> **REQUIRED WORK**
Reproduce the lines from the one containing "check-button[interactable]: 检测链接安全性 <box>276" through the one containing "sidebar-item[interactable]: 计算器 <box>0", both included. Change every "magnifier-icon" to "search-icon" and leave everything else untouched.

> **RECORD SET**
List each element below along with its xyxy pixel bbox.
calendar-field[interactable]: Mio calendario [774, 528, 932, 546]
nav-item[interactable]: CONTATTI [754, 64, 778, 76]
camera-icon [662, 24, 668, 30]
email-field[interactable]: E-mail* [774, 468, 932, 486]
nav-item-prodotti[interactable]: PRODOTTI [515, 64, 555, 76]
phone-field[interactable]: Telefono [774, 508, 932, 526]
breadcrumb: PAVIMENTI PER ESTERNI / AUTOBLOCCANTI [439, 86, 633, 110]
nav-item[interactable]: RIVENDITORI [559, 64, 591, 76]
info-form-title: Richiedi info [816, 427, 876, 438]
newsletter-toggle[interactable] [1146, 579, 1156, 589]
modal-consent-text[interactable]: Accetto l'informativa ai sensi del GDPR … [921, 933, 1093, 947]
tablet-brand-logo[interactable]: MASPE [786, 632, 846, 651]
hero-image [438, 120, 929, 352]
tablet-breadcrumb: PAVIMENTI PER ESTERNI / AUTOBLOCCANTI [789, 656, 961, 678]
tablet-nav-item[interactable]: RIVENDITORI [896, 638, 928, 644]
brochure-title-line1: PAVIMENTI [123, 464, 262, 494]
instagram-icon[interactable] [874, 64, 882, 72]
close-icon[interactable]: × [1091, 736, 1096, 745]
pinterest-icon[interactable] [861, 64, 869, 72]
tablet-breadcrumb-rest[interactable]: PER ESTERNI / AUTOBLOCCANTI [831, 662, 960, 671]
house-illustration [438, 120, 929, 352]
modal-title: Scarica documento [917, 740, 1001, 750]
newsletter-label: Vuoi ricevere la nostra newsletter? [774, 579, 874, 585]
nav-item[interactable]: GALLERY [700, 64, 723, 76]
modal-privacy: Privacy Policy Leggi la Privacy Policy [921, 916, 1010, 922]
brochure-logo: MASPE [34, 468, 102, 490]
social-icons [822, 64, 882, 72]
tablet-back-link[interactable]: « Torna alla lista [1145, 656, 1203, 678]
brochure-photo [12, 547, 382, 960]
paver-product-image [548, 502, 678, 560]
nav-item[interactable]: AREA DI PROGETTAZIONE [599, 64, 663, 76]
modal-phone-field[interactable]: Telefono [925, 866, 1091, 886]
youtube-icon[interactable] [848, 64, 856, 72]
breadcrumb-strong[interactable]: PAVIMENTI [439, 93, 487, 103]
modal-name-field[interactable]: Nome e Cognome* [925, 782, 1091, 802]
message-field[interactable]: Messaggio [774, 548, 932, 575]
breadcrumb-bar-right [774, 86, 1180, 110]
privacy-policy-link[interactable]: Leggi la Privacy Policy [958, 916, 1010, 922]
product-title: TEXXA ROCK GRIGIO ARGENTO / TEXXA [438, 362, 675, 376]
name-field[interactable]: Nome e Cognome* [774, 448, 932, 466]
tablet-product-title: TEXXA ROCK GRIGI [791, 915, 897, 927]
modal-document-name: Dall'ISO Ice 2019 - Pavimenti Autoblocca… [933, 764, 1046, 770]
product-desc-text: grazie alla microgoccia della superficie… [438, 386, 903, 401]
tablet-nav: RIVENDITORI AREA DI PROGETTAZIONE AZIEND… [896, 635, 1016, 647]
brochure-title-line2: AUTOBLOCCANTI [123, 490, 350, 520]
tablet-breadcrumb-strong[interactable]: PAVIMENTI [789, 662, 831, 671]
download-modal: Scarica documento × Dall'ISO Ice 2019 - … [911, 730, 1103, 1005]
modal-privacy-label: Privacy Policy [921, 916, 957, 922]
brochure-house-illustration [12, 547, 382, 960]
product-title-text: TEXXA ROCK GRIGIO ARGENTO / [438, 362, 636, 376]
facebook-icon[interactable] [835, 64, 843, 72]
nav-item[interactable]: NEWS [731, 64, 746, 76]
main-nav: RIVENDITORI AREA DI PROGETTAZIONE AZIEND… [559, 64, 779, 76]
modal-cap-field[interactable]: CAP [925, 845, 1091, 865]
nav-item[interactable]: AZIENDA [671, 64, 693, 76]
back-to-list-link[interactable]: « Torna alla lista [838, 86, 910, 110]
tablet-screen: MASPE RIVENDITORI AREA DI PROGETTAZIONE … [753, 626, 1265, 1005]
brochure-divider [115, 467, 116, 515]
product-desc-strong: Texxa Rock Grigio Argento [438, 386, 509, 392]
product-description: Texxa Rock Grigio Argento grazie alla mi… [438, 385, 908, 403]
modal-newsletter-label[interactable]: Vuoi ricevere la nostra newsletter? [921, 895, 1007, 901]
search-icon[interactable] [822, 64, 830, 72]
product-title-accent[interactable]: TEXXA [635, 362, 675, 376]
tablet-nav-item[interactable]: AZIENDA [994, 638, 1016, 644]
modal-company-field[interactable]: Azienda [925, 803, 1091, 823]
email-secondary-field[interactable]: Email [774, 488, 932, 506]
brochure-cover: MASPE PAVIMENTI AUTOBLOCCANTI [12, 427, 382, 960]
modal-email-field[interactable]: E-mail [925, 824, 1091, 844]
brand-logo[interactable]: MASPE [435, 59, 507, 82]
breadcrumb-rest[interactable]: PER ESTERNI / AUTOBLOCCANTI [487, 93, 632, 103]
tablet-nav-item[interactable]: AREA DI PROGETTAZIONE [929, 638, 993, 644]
--
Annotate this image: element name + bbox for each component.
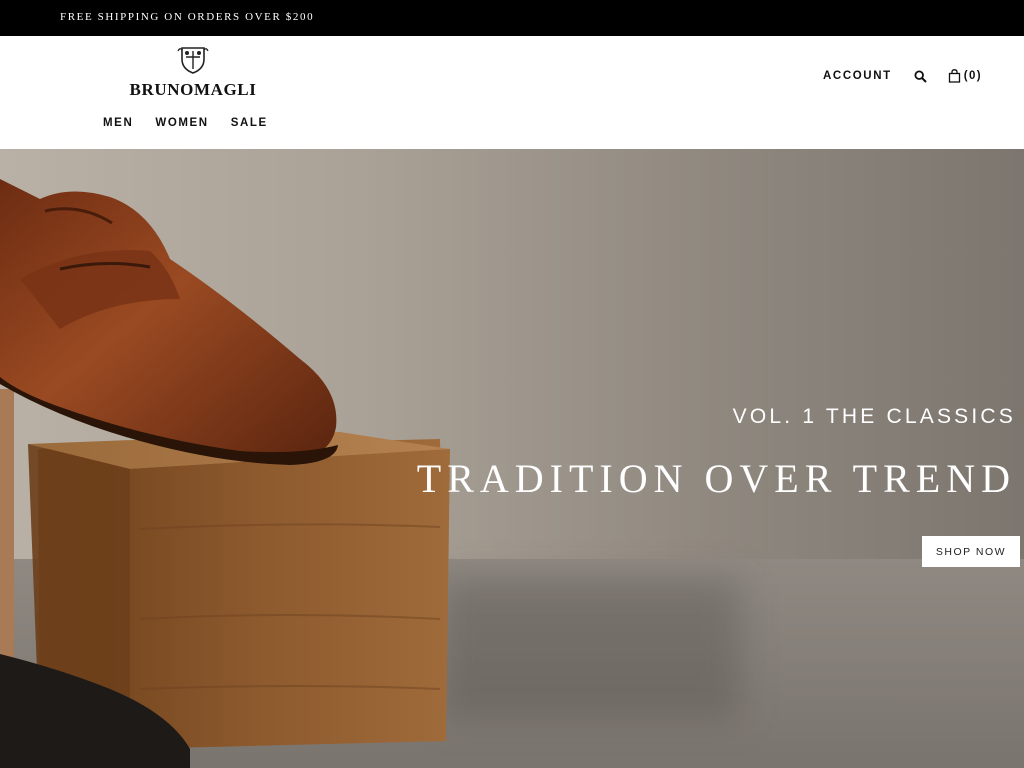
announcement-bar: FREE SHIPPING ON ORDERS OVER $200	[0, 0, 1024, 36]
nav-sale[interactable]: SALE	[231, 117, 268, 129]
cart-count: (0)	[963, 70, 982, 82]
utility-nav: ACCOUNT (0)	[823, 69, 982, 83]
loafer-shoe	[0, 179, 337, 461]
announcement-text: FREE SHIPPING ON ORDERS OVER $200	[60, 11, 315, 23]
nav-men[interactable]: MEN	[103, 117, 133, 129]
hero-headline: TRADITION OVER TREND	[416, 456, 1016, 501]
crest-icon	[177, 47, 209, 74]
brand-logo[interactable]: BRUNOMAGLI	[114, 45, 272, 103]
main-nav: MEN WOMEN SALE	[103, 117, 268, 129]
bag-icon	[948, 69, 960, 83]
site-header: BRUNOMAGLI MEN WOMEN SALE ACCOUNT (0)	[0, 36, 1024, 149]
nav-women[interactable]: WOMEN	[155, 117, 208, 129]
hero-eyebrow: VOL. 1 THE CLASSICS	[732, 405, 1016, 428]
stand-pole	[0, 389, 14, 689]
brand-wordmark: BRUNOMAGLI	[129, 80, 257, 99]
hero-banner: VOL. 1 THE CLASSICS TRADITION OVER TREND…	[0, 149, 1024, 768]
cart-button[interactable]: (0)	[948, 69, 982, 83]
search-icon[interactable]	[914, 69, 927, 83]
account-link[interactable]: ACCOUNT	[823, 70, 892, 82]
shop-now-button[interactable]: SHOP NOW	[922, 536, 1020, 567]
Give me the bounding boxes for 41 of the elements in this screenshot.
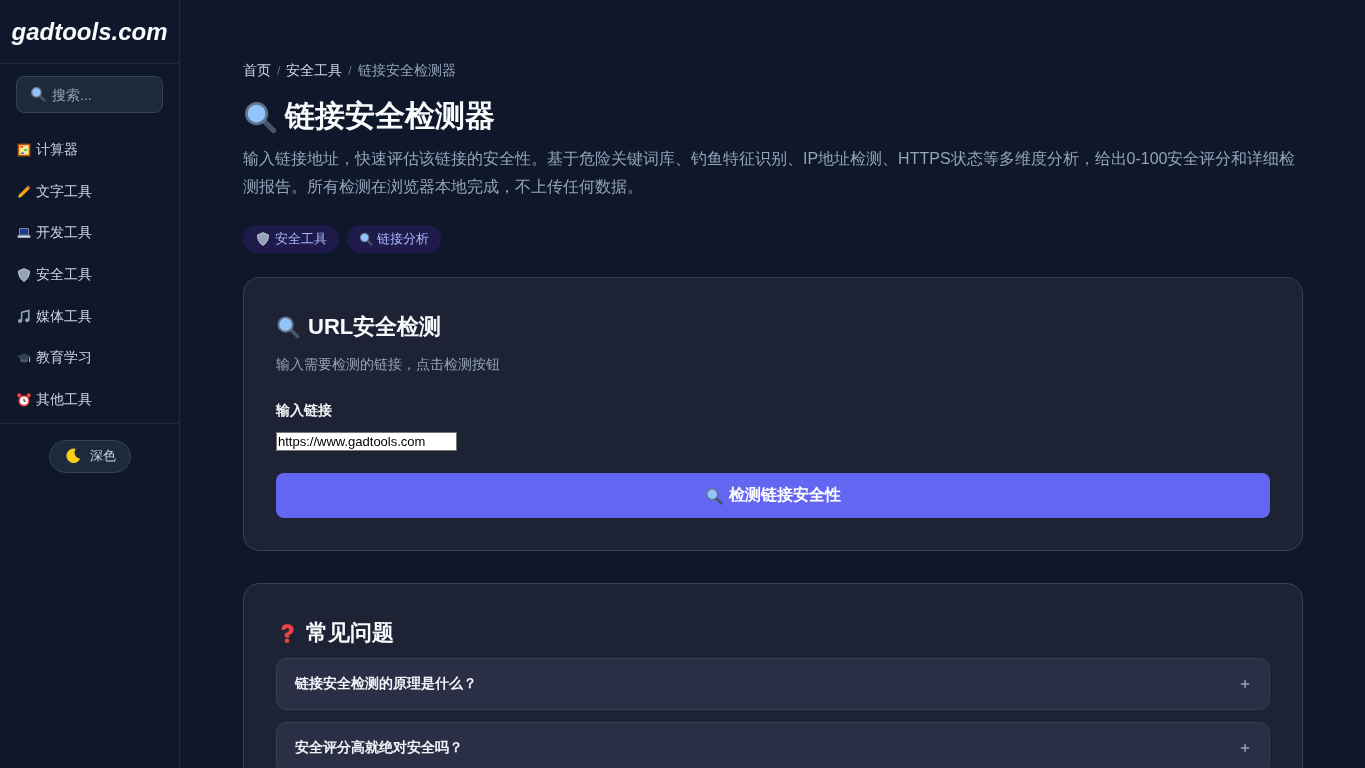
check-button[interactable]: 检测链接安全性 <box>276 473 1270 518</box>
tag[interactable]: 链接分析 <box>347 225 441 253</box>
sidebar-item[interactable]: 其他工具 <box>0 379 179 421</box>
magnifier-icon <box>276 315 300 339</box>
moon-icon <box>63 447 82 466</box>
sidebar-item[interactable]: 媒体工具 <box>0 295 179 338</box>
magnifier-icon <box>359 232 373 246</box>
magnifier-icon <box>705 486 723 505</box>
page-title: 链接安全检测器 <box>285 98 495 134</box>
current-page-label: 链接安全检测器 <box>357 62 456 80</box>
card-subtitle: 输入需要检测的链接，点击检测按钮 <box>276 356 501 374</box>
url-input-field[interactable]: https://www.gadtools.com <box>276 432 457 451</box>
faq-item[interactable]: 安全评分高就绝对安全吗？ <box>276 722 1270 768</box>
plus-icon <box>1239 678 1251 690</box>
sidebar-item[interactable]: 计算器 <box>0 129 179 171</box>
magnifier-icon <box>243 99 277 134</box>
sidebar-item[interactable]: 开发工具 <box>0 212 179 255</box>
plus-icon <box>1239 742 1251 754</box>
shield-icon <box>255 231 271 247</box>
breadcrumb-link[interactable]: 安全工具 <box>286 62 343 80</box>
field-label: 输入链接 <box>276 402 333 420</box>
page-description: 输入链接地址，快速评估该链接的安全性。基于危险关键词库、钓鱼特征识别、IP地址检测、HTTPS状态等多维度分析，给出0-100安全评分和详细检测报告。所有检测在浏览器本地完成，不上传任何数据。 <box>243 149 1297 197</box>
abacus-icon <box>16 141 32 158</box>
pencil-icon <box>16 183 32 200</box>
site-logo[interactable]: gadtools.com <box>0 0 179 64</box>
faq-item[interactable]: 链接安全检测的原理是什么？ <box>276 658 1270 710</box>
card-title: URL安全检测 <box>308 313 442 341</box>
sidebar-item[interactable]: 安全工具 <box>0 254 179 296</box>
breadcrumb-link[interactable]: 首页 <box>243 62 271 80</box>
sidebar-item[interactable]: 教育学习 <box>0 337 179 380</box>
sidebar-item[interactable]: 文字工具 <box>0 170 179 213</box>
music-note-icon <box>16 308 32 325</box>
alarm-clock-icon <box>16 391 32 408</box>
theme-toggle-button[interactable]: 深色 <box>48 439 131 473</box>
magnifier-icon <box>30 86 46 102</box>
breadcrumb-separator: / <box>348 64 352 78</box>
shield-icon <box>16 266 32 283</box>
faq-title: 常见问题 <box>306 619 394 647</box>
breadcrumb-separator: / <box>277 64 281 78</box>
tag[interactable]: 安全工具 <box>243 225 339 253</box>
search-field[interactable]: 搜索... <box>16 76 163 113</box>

> **EXERCISE SOLUTION**
check-button[interactable]: 检测链接安全性 <box>276 473 1270 518</box>
tag[interactable]: 链接分析 <box>347 225 441 253</box>
sidebar-item[interactable]: 其他工具 <box>0 379 179 421</box>
search-icon <box>276 315 300 339</box>
moon-icon <box>63 447 82 466</box>
sidebar-item[interactable]: 媒体工具 <box>0 295 179 338</box>
search-icon <box>359 232 373 246</box>
search-icon <box>705 486 723 505</box>
page-title: 链接安全检测器 <box>285 98 495 134</box>
current-page-label: 链接安全检测器 <box>357 62 456 80</box>
card-subtitle: 输入需要检测的链接，点击检测按钮 <box>276 356 501 374</box>
url-input-field[interactable]: https://www.gadtools.com <box>276 432 457 451</box>
faq-item[interactable]: 安全评分高就绝对安全吗？ <box>276 722 1270 768</box>
plus-icon <box>1239 678 1251 690</box>
sidebar-item[interactable]: 计算器 <box>0 129 179 171</box>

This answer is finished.